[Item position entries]
--- start ---

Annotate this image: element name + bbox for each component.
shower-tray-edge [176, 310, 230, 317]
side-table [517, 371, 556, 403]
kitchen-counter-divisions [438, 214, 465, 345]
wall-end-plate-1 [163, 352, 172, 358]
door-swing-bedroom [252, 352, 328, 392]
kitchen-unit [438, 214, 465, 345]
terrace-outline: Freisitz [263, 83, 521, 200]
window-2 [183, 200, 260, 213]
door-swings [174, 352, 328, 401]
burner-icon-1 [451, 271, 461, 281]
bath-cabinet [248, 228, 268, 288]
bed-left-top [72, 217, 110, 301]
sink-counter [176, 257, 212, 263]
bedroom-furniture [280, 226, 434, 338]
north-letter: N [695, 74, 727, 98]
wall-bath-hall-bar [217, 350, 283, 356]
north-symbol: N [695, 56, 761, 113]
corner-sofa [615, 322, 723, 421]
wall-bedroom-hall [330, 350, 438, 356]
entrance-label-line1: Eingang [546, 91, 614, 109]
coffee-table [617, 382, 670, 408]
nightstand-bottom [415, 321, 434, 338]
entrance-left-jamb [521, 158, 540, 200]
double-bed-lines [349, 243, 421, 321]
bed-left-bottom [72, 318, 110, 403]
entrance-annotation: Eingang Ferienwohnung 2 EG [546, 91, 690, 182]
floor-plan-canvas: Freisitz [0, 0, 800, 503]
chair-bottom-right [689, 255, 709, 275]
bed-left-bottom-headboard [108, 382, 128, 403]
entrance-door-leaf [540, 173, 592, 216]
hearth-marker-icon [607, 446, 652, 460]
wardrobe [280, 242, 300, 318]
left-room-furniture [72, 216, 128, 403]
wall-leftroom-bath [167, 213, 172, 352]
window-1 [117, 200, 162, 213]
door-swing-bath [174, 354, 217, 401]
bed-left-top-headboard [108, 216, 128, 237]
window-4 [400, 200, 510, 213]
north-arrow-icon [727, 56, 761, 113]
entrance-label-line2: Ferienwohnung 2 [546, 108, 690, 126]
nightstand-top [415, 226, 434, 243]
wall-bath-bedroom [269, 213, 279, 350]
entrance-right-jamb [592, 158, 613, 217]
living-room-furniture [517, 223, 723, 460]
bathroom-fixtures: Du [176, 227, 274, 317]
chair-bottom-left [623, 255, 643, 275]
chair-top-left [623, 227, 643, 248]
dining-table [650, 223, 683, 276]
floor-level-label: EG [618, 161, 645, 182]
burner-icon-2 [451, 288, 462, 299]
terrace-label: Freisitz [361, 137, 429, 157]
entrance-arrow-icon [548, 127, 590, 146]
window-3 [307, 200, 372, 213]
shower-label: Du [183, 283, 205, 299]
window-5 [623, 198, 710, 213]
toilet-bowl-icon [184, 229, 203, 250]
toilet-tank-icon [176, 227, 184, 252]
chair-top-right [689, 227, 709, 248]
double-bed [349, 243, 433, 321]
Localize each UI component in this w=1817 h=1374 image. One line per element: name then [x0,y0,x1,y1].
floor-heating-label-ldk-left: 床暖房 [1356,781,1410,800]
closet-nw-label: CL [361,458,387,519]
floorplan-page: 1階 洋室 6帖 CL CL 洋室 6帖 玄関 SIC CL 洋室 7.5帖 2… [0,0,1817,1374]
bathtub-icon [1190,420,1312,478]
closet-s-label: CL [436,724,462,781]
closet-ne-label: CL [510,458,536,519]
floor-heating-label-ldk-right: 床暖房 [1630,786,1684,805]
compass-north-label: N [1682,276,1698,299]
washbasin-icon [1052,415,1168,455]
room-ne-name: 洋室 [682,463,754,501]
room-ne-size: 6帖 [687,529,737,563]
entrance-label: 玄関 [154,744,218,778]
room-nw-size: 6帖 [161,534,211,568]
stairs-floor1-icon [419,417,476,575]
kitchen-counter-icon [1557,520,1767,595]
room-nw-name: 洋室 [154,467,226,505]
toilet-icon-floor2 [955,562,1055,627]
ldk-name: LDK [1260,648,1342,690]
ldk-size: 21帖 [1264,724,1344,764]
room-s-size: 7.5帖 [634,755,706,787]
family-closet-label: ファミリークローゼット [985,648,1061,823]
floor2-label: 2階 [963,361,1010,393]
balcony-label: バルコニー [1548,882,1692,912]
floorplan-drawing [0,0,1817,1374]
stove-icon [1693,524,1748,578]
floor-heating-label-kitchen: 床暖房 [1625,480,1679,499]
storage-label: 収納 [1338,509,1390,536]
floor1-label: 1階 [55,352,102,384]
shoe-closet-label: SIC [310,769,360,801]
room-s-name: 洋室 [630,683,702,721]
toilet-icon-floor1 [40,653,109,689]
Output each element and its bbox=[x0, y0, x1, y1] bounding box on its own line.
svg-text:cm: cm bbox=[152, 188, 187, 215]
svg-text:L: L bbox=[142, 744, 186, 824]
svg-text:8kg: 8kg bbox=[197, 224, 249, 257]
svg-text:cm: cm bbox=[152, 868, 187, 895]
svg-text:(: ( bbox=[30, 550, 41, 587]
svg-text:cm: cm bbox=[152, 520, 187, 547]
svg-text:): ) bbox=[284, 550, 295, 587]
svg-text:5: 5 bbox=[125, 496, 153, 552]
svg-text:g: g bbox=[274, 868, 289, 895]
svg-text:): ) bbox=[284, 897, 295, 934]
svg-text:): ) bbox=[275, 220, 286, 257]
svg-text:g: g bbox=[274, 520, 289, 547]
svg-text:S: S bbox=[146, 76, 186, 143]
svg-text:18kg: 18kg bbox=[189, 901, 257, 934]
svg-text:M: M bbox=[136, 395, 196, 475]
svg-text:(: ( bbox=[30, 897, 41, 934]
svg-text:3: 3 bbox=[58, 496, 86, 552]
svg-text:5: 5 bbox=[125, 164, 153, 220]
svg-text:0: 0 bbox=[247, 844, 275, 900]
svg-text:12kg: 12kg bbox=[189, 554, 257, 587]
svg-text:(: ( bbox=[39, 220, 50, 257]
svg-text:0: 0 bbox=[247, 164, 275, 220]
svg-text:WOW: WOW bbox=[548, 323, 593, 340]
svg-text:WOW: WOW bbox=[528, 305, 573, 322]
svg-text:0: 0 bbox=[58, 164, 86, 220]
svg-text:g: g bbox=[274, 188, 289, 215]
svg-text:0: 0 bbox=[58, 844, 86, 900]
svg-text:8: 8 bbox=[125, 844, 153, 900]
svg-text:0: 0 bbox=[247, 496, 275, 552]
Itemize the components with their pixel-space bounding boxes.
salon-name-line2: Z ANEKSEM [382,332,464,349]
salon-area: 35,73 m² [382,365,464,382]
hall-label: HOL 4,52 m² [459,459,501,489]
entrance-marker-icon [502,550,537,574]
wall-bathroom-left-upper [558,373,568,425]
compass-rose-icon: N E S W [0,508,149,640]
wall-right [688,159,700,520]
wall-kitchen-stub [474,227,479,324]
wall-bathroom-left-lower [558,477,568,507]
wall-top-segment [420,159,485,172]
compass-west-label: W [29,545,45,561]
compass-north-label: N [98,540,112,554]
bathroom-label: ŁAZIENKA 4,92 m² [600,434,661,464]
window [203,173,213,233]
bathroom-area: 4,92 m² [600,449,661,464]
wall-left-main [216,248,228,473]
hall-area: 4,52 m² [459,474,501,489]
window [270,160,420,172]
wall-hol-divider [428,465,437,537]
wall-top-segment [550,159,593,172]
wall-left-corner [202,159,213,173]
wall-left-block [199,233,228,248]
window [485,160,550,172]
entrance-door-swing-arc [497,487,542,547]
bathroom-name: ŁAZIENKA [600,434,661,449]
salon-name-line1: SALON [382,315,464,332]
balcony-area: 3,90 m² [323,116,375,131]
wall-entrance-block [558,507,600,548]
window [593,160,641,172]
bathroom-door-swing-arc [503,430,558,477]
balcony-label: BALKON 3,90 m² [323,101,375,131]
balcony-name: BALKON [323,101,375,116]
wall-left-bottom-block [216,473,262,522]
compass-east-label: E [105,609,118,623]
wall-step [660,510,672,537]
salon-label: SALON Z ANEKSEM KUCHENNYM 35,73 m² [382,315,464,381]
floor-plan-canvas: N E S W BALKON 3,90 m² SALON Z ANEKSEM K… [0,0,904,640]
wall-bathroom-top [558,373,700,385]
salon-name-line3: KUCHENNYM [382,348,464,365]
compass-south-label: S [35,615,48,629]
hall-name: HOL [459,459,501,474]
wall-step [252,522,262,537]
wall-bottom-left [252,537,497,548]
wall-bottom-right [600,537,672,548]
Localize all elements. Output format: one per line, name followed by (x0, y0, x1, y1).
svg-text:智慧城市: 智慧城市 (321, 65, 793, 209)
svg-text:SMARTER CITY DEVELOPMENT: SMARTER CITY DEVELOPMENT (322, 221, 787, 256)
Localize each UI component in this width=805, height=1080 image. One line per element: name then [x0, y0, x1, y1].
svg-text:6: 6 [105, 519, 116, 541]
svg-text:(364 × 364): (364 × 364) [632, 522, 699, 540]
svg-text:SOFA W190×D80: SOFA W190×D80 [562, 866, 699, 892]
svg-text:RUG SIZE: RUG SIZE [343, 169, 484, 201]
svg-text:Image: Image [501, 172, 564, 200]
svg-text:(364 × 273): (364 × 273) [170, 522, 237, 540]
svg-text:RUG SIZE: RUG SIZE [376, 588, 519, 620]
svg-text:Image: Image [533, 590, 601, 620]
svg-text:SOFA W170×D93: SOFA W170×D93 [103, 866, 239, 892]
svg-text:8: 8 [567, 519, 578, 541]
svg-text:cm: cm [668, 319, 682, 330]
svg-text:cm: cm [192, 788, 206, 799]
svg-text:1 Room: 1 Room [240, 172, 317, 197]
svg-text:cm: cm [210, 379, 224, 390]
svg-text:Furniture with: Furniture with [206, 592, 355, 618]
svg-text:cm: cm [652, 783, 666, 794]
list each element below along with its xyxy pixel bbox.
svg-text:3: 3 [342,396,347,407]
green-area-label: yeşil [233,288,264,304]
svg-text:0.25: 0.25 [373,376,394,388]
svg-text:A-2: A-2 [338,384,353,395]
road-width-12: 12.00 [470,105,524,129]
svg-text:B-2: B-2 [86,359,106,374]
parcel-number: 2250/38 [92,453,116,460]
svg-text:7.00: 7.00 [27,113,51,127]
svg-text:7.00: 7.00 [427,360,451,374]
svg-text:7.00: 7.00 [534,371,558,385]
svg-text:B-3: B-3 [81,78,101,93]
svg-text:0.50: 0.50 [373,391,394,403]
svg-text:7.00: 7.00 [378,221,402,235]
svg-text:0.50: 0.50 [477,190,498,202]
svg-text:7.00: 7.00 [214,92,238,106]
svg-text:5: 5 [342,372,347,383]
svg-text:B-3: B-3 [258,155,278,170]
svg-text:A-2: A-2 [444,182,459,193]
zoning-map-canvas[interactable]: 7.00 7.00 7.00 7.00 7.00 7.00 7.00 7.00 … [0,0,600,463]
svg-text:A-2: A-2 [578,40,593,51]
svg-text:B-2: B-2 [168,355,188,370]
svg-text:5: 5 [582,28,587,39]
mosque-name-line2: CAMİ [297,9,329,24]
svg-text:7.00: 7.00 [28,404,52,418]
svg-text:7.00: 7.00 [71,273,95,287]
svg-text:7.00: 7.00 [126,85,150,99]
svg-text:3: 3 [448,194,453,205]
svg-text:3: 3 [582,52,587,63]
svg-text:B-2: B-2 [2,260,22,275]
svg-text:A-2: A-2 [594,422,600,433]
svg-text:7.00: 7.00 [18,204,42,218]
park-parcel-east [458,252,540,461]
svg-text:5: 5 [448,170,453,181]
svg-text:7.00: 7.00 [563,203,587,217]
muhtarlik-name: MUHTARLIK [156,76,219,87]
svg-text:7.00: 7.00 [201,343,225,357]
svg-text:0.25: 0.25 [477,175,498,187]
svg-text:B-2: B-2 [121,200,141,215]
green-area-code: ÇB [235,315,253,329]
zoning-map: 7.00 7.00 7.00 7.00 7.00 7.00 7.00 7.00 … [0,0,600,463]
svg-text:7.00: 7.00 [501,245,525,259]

--- end ---

[Instructions to follow] Reproduce verbatim the stretch of entries from the first line through the line containing "north-symbol: N [695, 56, 761, 113]".

[Response]
Annotate this image: element name + bbox for each component.
shower-tray-edge [176, 310, 230, 317]
side-table [517, 371, 556, 403]
kitchen-counter-divisions [438, 214, 465, 345]
wall-end-plate-1 [163, 352, 172, 358]
door-swing-bedroom [252, 352, 328, 392]
kitchen-unit [438, 214, 465, 345]
terrace-outline: Freisitz [263, 83, 521, 200]
window-2 [183, 200, 260, 213]
door-swings [174, 352, 328, 401]
burner-icon-1 [451, 271, 461, 281]
bath-cabinet [248, 228, 268, 288]
bed-left-top [72, 217, 110, 301]
sink-counter [176, 257, 212, 263]
bedroom-furniture [280, 226, 434, 338]
north-letter: N [695, 74, 727, 98]
wall-bath-hall-bar [217, 350, 283, 356]
north-symbol: N [695, 56, 761, 113]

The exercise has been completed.